OBJECTIVE :: In the material below, list every line carrying the string "text".

==== THE INPUT

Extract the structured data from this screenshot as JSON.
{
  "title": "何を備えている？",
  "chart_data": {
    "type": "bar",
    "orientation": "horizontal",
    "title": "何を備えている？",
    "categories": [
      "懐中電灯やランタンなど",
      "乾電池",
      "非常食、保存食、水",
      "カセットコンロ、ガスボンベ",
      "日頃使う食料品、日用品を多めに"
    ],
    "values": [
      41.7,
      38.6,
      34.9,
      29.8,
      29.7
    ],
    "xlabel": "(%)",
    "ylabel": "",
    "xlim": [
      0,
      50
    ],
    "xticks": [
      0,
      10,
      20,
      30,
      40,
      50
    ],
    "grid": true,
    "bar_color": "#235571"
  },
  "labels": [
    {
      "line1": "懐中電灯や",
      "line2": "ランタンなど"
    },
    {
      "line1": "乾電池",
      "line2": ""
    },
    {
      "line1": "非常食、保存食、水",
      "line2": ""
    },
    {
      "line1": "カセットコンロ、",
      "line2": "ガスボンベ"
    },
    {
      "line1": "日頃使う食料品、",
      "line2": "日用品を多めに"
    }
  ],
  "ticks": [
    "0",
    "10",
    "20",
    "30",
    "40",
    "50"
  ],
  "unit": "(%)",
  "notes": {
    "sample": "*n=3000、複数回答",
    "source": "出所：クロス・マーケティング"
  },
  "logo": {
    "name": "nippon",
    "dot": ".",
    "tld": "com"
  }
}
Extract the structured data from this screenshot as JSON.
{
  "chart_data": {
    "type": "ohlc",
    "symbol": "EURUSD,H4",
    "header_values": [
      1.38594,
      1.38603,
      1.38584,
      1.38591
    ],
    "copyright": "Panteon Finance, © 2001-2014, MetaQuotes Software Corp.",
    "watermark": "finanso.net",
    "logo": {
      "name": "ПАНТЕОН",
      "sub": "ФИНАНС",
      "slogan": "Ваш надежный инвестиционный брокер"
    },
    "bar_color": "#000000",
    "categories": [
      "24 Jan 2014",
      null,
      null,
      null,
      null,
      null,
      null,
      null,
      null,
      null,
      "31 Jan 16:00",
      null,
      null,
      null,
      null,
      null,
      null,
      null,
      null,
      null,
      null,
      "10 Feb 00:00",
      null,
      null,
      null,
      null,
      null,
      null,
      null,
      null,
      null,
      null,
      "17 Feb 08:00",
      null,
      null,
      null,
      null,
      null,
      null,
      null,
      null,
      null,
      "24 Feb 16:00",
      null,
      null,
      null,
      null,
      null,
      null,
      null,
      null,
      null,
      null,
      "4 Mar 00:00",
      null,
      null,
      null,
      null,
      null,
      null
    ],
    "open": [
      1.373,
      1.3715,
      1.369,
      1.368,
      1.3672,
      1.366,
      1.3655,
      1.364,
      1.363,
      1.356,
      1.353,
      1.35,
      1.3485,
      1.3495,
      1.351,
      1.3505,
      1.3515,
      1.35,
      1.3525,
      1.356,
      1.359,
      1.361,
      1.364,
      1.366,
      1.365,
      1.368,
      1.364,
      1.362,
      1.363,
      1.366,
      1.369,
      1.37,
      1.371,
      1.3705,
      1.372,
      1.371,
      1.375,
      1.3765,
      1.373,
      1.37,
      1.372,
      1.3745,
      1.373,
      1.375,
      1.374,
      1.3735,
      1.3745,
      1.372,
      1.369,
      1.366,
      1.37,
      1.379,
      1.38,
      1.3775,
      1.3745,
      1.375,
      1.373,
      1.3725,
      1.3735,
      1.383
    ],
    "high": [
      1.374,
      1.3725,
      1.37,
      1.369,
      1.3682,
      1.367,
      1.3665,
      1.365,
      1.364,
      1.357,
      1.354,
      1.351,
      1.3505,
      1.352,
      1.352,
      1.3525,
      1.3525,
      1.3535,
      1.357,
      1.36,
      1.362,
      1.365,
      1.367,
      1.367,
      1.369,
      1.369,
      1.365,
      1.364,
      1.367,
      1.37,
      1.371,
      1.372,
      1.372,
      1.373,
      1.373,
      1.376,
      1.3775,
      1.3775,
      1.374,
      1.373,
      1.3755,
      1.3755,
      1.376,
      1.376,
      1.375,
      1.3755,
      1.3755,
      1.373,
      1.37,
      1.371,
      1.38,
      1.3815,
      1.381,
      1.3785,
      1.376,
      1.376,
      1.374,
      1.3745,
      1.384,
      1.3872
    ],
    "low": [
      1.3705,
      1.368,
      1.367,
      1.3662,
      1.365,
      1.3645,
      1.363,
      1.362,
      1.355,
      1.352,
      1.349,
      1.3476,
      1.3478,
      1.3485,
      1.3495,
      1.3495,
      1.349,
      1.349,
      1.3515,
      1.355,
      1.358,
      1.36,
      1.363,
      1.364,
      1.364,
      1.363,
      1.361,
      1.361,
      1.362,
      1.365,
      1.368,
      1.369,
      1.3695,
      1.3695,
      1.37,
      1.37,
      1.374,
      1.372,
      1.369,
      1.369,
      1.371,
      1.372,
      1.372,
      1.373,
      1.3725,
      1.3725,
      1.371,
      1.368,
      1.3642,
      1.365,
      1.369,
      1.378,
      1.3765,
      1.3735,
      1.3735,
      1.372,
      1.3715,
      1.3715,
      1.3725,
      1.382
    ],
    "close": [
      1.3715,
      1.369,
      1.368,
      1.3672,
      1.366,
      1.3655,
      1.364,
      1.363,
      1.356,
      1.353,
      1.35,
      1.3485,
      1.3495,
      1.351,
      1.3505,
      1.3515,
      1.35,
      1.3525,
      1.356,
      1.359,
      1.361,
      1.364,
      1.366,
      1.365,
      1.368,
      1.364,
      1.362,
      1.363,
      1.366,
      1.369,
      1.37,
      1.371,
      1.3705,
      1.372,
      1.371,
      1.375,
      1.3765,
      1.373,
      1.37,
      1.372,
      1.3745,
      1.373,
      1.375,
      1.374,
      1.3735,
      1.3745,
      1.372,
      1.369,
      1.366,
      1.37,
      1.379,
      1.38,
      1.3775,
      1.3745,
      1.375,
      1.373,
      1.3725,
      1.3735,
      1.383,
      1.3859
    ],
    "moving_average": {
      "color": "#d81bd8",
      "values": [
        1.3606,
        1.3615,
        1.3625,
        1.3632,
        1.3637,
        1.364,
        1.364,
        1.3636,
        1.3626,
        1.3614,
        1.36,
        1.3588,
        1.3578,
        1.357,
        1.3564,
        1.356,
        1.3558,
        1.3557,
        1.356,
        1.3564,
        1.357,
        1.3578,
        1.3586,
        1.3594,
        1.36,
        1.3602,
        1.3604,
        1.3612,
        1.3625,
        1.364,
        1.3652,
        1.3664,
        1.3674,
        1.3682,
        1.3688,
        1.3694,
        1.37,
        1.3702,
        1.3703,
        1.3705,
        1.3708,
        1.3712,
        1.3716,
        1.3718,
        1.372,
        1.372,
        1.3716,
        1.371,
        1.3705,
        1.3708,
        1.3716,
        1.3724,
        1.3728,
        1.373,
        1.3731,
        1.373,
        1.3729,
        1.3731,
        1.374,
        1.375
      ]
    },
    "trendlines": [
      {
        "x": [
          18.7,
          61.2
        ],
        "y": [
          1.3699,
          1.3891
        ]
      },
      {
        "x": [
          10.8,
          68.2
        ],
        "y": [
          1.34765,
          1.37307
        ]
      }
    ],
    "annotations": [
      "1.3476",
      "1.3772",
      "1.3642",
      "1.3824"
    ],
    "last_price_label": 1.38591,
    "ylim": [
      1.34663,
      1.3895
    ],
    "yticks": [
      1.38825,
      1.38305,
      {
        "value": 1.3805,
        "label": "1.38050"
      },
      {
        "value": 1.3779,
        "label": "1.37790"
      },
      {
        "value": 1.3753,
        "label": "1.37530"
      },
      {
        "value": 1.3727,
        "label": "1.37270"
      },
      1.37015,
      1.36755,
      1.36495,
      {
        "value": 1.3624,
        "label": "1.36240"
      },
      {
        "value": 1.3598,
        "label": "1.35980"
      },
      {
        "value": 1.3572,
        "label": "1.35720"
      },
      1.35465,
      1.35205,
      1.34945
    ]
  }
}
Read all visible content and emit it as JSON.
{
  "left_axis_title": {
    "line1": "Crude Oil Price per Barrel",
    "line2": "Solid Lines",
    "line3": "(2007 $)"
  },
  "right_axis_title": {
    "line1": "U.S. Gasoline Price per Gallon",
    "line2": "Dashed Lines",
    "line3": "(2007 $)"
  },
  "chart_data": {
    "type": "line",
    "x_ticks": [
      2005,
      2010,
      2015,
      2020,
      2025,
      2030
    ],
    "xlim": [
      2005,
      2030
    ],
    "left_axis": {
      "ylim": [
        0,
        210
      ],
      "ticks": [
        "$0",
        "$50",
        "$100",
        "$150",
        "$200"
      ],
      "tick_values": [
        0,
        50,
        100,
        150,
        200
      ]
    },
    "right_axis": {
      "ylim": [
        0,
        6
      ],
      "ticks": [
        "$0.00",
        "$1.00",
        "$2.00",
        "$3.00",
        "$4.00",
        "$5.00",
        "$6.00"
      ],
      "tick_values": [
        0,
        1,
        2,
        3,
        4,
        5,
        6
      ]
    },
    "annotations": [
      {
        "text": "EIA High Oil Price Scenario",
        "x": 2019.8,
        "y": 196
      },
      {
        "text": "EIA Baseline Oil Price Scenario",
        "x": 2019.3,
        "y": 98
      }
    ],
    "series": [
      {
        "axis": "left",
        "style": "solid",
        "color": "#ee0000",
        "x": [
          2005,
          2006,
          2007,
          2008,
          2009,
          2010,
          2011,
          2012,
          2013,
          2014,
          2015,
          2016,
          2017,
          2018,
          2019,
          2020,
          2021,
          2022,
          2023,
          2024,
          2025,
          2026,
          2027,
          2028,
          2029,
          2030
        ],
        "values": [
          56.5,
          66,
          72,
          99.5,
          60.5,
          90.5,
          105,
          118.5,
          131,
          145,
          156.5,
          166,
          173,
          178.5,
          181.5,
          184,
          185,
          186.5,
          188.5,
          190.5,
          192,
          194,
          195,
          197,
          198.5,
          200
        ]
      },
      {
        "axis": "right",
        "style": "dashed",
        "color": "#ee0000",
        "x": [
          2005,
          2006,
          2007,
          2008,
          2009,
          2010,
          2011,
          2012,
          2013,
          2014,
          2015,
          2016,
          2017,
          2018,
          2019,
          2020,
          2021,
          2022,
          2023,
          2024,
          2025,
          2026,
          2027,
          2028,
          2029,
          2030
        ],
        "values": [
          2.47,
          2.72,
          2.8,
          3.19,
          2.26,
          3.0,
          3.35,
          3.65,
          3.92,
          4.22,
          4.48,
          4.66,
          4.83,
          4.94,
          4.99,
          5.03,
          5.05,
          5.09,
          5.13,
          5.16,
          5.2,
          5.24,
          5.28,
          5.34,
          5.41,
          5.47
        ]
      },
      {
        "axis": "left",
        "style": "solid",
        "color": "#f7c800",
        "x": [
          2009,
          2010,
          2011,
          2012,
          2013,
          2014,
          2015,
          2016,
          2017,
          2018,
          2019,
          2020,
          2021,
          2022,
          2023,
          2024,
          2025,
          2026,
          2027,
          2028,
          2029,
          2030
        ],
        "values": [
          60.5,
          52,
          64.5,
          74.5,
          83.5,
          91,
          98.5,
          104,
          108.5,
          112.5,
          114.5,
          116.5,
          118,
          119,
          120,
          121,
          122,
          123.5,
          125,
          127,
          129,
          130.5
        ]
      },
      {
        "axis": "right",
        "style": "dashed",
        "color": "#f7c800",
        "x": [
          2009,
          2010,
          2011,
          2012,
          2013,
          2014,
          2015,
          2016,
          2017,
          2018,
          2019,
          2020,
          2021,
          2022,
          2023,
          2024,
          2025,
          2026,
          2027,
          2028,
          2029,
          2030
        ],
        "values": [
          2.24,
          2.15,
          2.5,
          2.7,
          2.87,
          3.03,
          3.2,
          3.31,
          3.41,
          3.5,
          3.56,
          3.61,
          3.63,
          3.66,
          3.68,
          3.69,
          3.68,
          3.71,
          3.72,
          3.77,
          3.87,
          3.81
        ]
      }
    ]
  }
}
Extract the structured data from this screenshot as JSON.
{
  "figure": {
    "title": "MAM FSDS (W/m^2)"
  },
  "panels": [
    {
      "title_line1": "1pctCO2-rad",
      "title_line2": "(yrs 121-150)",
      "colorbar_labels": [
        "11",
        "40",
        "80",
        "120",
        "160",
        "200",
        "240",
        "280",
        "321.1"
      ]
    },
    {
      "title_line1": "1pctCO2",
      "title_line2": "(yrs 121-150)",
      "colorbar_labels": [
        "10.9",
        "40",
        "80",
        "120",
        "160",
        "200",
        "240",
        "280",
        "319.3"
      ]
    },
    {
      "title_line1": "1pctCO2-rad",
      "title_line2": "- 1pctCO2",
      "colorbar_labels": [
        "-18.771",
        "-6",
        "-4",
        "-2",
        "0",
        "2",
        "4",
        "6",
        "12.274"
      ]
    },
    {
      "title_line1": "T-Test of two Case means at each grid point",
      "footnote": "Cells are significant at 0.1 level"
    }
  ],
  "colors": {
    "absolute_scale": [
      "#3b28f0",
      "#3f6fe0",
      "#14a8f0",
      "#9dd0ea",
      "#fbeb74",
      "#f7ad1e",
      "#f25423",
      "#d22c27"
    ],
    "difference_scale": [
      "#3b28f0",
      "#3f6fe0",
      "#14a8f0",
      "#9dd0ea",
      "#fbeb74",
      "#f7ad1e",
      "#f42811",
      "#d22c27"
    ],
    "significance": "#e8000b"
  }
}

========

THE REPLY ::
        "text": "EIA High Oil Price Scenario",
        "text": "EIA Baseline Oil Price Scenario",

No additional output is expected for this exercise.